**ROWS**

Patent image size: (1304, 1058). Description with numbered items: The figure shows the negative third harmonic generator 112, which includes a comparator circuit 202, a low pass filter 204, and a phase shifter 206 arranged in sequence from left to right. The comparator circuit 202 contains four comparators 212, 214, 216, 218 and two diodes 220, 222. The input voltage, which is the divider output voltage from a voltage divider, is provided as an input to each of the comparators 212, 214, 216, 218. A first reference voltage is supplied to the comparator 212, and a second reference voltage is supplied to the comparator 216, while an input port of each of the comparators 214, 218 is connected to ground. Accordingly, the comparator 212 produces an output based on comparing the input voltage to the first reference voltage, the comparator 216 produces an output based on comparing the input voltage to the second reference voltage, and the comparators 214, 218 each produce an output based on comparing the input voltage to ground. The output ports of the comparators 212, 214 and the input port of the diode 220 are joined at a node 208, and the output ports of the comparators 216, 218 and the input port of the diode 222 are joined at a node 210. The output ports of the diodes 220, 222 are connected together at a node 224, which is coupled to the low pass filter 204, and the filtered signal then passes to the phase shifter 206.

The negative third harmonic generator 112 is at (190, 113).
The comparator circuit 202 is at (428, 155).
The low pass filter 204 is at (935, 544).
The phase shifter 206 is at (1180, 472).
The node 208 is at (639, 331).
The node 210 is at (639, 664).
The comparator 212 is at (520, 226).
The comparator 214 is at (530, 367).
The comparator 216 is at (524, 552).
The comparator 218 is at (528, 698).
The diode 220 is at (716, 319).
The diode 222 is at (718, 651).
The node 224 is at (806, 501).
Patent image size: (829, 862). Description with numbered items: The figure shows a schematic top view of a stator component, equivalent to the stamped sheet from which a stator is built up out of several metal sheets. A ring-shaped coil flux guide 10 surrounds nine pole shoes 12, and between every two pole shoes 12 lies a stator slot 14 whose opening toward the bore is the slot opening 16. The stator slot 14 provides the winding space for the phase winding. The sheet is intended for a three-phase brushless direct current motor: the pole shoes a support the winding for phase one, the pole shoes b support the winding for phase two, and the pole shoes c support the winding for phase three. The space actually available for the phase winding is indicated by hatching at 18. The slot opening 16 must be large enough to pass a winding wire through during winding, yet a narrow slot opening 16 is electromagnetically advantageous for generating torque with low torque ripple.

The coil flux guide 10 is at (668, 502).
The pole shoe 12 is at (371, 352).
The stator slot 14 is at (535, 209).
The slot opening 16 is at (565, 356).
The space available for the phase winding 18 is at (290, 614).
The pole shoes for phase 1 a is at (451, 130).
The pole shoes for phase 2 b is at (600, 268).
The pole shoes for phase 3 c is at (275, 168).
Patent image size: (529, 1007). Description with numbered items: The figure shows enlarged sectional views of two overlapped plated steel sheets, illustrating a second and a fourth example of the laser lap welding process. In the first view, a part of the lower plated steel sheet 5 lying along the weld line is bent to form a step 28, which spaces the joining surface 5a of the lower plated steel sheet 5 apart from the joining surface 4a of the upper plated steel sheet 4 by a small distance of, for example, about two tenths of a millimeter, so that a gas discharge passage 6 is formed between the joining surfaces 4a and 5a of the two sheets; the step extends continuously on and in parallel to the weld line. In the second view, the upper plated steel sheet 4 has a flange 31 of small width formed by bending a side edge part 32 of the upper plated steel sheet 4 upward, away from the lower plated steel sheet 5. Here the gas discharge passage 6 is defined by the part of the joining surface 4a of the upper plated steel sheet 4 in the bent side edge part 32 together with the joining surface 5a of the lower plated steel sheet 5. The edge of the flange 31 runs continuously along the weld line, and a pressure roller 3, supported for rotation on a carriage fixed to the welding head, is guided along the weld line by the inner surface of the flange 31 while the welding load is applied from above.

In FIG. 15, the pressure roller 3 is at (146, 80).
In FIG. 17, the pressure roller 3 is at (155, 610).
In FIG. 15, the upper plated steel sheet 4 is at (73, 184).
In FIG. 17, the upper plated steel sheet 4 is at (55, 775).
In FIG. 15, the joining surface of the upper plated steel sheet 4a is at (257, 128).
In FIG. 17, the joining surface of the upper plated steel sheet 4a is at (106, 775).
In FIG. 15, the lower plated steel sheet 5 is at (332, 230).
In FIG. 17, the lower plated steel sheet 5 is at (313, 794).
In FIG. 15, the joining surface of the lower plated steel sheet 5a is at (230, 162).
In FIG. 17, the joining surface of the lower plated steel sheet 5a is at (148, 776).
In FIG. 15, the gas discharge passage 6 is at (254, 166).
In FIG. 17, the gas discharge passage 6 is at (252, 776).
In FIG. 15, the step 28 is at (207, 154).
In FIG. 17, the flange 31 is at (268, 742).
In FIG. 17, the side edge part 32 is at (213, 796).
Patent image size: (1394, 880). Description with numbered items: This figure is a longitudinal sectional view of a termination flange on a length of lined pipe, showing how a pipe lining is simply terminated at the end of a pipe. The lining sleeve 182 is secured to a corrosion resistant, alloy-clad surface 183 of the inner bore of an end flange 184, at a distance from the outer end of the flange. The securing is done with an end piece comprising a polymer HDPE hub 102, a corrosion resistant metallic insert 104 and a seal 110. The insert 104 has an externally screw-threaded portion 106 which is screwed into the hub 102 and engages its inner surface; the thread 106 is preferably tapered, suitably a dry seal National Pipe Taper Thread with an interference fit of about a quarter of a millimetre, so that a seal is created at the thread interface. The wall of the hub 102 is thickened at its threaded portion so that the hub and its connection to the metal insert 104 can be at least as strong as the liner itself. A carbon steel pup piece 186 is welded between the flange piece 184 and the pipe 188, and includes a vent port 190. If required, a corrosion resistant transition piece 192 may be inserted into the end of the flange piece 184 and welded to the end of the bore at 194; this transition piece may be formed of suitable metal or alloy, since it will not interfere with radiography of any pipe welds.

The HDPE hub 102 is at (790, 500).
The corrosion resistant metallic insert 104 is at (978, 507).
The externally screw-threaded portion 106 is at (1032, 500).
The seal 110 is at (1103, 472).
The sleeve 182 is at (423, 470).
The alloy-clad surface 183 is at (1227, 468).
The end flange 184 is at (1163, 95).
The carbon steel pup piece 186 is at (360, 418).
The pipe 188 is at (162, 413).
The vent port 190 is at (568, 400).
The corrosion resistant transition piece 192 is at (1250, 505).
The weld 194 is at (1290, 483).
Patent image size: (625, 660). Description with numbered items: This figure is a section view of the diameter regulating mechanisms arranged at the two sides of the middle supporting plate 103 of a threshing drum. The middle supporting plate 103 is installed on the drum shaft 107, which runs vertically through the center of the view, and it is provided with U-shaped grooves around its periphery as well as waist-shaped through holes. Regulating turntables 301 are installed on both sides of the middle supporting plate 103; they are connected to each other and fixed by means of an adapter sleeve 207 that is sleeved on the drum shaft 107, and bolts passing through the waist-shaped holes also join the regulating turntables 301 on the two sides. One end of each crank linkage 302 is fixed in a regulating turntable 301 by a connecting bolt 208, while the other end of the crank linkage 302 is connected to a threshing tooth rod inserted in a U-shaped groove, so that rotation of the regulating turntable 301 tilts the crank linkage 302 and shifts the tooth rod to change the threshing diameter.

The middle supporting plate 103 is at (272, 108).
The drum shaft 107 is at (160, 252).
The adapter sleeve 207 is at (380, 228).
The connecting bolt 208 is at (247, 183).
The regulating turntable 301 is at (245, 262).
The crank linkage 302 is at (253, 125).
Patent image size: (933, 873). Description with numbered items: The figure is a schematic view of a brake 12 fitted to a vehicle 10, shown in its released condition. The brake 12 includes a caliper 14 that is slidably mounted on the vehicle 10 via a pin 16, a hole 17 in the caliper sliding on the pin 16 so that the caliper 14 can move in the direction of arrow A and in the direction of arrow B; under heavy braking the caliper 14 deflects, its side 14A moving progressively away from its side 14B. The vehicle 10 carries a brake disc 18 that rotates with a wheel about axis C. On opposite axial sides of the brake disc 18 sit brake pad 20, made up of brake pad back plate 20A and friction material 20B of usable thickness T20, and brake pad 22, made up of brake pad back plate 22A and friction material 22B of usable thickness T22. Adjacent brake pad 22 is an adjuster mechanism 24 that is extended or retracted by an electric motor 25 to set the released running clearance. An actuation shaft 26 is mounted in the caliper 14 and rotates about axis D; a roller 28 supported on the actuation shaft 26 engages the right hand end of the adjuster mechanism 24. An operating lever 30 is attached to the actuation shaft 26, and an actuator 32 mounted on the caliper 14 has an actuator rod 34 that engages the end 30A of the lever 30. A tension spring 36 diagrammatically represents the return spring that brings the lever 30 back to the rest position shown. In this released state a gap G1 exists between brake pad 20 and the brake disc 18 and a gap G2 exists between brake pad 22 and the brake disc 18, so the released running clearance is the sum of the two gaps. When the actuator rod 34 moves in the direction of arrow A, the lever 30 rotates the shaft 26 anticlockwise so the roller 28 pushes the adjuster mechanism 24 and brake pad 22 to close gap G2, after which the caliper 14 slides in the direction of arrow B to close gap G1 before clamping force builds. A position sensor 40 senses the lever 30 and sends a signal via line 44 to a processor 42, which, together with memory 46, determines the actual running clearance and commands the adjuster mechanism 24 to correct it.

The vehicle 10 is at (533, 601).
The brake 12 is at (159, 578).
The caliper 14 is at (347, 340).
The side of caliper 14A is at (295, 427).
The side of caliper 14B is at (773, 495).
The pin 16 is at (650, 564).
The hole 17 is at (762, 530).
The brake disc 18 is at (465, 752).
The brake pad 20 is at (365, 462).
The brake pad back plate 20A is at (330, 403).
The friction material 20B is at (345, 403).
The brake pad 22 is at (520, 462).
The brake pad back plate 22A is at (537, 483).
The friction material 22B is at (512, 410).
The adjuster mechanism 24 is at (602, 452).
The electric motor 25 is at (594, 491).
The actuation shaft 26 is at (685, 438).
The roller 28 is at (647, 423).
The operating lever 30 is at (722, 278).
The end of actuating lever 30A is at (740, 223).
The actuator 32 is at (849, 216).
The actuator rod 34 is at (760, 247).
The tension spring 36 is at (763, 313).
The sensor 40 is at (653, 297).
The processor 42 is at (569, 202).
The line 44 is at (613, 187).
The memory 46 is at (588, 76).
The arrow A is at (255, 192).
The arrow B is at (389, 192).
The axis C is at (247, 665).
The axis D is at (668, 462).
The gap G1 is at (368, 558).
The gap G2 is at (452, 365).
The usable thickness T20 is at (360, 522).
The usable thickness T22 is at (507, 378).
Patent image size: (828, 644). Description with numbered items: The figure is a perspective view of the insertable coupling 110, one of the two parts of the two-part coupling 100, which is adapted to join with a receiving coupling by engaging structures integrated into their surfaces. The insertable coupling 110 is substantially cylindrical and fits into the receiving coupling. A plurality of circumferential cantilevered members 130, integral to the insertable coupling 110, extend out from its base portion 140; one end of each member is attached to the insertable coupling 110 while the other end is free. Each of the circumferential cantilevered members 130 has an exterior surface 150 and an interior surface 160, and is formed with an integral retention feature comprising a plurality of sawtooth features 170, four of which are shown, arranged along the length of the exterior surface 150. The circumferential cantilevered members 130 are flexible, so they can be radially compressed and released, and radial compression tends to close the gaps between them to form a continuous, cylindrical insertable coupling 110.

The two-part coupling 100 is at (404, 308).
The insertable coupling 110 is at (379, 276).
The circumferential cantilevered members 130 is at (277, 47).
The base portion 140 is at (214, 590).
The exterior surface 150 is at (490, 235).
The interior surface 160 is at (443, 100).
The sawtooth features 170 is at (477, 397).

**REQUIREMENTS**
Output the items from the line containing "Patent image size: (625, 660)." through the line containing "The crank linkage 302 is at (253, 125).", both included, as a two-column CSV with the header item,answer. Each row should hold one item's text under item and its answer under answer, each value in a single quoted field with line breaks replaced by spaces.

**CORRECT ANSWER**
item,answer
"Patent image size: (625, 660). Description with numbered items: This figure is a section view of the diameter regulating mechanisms arranged at the two sides of the middle supporting plate 103 of a threshing drum. The middle supporting plate 103 is installed on the drum shaft 107, which runs vertically through the center of the view, and it is provided with U-shaped grooves around its periphery as well as waist-shaped through holes. Regulating turntables 301 are installed on both sides of the middle supporting plate 103; they are connected to each other and fixed by means of an adapter sleeve 207 that is sleeved on the drum shaft 107, and bolts passing through the waist-shaped holes also join the regulating turntables 301 on the two sides. One end of each crank linkage 302 is fixed in a regulating turntable 301 by a connecting bolt 208, while the other end of the crank linkage 302 is connected to a threshing tooth rod inserted in a U-shaped groove, so that rotation of the regulating turntable 301 tilts the crank linkage 302 and shifts the tooth rod to change the threshing diameter.","The middle supporting plate 103 is at (272, 108). The drum shaft 107 is at (160, 252). The adapter sleeve 207 is at (380, 228). The connecting bolt 208 is at (247, 183). The regulating turntable 301 is at (245, 262). The crank linkage 302 is at (253, 125)."